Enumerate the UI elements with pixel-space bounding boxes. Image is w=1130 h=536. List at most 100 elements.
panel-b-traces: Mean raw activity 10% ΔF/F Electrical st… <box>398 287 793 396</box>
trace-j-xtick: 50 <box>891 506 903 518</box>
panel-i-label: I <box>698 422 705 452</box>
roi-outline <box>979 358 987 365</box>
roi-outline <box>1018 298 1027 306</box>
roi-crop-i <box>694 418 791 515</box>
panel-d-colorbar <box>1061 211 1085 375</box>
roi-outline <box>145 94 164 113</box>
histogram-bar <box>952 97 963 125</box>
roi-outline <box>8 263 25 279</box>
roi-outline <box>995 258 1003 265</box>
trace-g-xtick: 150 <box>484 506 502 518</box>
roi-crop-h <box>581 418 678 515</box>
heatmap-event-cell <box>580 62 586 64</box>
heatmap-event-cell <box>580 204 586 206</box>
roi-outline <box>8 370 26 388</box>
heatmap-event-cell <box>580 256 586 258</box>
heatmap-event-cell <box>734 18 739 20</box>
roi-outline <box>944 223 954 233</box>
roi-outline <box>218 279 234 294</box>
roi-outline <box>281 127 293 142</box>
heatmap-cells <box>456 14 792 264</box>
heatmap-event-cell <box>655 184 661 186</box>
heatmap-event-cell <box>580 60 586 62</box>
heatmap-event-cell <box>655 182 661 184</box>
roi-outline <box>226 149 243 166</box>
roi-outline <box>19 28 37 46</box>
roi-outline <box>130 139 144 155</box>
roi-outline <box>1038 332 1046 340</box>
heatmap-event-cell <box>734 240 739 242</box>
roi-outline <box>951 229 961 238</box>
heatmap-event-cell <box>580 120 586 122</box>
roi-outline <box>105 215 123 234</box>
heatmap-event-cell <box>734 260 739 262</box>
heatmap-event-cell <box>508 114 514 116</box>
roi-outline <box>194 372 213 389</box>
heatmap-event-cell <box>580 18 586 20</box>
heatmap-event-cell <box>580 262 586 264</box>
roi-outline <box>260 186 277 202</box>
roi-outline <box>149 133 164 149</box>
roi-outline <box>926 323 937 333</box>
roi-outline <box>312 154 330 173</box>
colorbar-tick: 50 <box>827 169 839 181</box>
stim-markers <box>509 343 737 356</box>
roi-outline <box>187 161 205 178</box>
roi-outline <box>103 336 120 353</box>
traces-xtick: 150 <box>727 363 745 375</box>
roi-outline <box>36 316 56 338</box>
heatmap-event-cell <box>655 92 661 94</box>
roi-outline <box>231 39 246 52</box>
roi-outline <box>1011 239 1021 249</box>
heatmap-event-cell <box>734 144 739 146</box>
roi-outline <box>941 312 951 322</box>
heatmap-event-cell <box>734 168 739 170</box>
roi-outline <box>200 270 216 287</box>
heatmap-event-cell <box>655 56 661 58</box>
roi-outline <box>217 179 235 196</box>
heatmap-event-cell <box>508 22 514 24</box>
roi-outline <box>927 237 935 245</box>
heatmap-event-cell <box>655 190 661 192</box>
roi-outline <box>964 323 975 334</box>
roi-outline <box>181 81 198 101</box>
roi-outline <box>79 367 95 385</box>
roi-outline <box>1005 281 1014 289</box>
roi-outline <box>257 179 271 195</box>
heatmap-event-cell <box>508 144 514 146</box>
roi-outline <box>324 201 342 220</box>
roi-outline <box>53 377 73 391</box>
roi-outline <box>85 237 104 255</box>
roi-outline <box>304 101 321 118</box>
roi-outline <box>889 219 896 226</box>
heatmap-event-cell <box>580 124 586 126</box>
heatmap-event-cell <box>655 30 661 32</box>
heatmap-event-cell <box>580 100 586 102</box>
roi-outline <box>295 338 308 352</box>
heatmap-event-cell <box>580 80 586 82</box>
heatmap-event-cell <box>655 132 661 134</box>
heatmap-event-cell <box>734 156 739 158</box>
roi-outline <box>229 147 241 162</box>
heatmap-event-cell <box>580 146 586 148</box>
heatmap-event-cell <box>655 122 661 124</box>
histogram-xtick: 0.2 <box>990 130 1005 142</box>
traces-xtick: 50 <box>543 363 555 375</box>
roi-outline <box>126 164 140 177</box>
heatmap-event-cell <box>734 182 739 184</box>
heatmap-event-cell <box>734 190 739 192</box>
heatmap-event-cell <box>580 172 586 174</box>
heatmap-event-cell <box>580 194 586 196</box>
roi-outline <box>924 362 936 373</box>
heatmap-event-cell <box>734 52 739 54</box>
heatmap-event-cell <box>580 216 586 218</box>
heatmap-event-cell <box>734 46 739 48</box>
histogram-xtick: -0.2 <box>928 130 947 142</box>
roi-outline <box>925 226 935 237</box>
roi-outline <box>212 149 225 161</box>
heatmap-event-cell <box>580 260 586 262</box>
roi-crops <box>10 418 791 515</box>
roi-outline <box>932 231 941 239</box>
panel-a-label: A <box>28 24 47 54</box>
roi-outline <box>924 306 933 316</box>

----

» **Task**:
Copy every line of the records above character for character, with nothing added or left out.

» **Complete output**:
Enumerate the UI elements with pixel-space bounding boxes. Image is w=1130 h=536. List at most 100 elements.
panel-b-traces: Mean raw activity 10% ΔF/F Electrical st… <box>398 287 793 396</box>
trace-j-xtick: 50 <box>891 506 903 518</box>
panel-i-label: I <box>698 422 705 452</box>
roi-outline <box>979 358 987 365</box>
roi-outline <box>1018 298 1027 306</box>
roi-crop-i <box>694 418 791 515</box>
panel-d-colorbar <box>1061 211 1085 375</box>
roi-outline <box>145 94 164 113</box>
histogram-bar <box>952 97 963 125</box>
roi-outline <box>8 263 25 279</box>
roi-outline <box>995 258 1003 265</box>
trace-g-xtick: 150 <box>484 506 502 518</box>
roi-crop-h <box>581 418 678 515</box>
heatmap-event-cell <box>580 62 586 64</box>
heatmap-event-cell <box>580 204 586 206</box>
roi-outline <box>8 370 26 388</box>
heatmap-event-cell <box>580 256 586 258</box>
heatmap-event-cell <box>734 18 739 20</box>
roi-outline <box>944 223 954 233</box>
roi-outline <box>218 279 234 294</box>
roi-outline <box>281 127 293 142</box>
heatmap-cells <box>456 14 792 264</box>
heatmap-event-cell <box>655 184 661 186</box>
heatmap-event-cell <box>580 60 586 62</box>
heatmap-event-cell <box>655 182 661 184</box>
roi-outline <box>226 149 243 166</box>
roi-outline <box>19 28 37 46</box>
roi-outline <box>130 139 144 155</box>
roi-outline <box>1038 332 1046 340</box>
heatmap-event-cell <box>734 240 739 242</box>
roi-outline <box>951 229 961 238</box>
heatmap-event-cell <box>580 120 586 122</box>
roi-outline <box>105 215 123 234</box>
heatmap-event-cell <box>734 260 739 262</box>
heatmap-event-cell <box>508 114 514 116</box>
roi-outline <box>194 372 213 389</box>
heatmap-event-cell <box>580 18 586 20</box>
heatmap-event-cell <box>580 262 586 264</box>
roi-outline <box>260 186 277 202</box>
roi-outline <box>149 133 164 149</box>
roi-outline <box>926 323 937 333</box>
roi-outline <box>312 154 330 173</box>
colorbar-tick: 50 <box>827 169 839 181</box>
stim-markers <box>509 343 737 356</box>
roi-outline <box>187 161 205 178</box>
roi-outline <box>103 336 120 353</box>
traces-xtick: 150 <box>727 363 745 375</box>
roi-outline <box>36 316 56 338</box>
heatmap-event-cell <box>655 92 661 94</box>
roi-outline <box>231 39 246 52</box>
roi-outline <box>1011 239 1021 249</box>
heatmap-event-cell <box>734 144 739 146</box>
roi-outline <box>941 312 951 322</box>
heatmap-event-cell <box>734 168 739 170</box>
roi-outline <box>200 270 216 287</box>
heatmap-event-cell <box>655 56 661 58</box>
roi-outline <box>217 179 235 196</box>
heatmap-event-cell <box>508 22 514 24</box>
roi-outline <box>927 237 935 245</box>
heatmap-event-cell <box>655 190 661 192</box>
roi-outline <box>964 323 975 334</box>
roi-outline <box>181 81 198 101</box>
roi-outline <box>79 367 95 385</box>
roi-outline <box>1005 281 1014 289</box>
roi-outline <box>257 179 271 195</box>
heatmap-event-cell <box>508 144 514 146</box>
roi-outline <box>324 201 342 220</box>
roi-outline <box>53 377 73 391</box>
roi-outline <box>85 237 104 255</box>
roi-outline <box>304 101 321 118</box>
roi-outline <box>889 219 896 226</box>
heatmap-event-cell <box>580 124 586 126</box>
heatmap-event-cell <box>655 30 661 32</box>
heatmap-event-cell <box>580 100 586 102</box>
roi-outline <box>295 338 308 352</box>
heatmap-event-cell <box>580 80 586 82</box>
heatmap-event-cell <box>655 132 661 134</box>
heatmap-event-cell <box>734 156 739 158</box>
roi-outline <box>229 147 241 162</box>
heatmap-event-cell <box>580 146 586 148</box>
heatmap-event-cell <box>655 122 661 124</box>
histogram-xtick: 0.2 <box>990 130 1005 142</box>
traces-xtick: 50 <box>543 363 555 375</box>
roi-outline <box>126 164 140 177</box>
heatmap-event-cell <box>734 182 739 184</box>
heatmap-event-cell <box>734 190 739 192</box>
heatmap-event-cell <box>580 172 586 174</box>
heatmap-event-cell <box>580 194 586 196</box>
roi-outline <box>924 362 936 373</box>
heatmap-event-cell <box>734 52 739 54</box>
heatmap-event-cell <box>580 216 586 218</box>
heatmap-event-cell <box>734 46 739 48</box>
histogram-xtick: -0.2 <box>928 130 947 142</box>
roi-outline <box>925 226 935 237</box>
roi-outline <box>212 149 225 161</box>
heatmap-event-cell <box>580 260 586 262</box>
roi-crops <box>10 418 791 515</box>
roi-outline <box>932 231 941 239</box>
panel-a-label: A <box>28 24 47 54</box>
roi-outline <box>924 306 933 316</box>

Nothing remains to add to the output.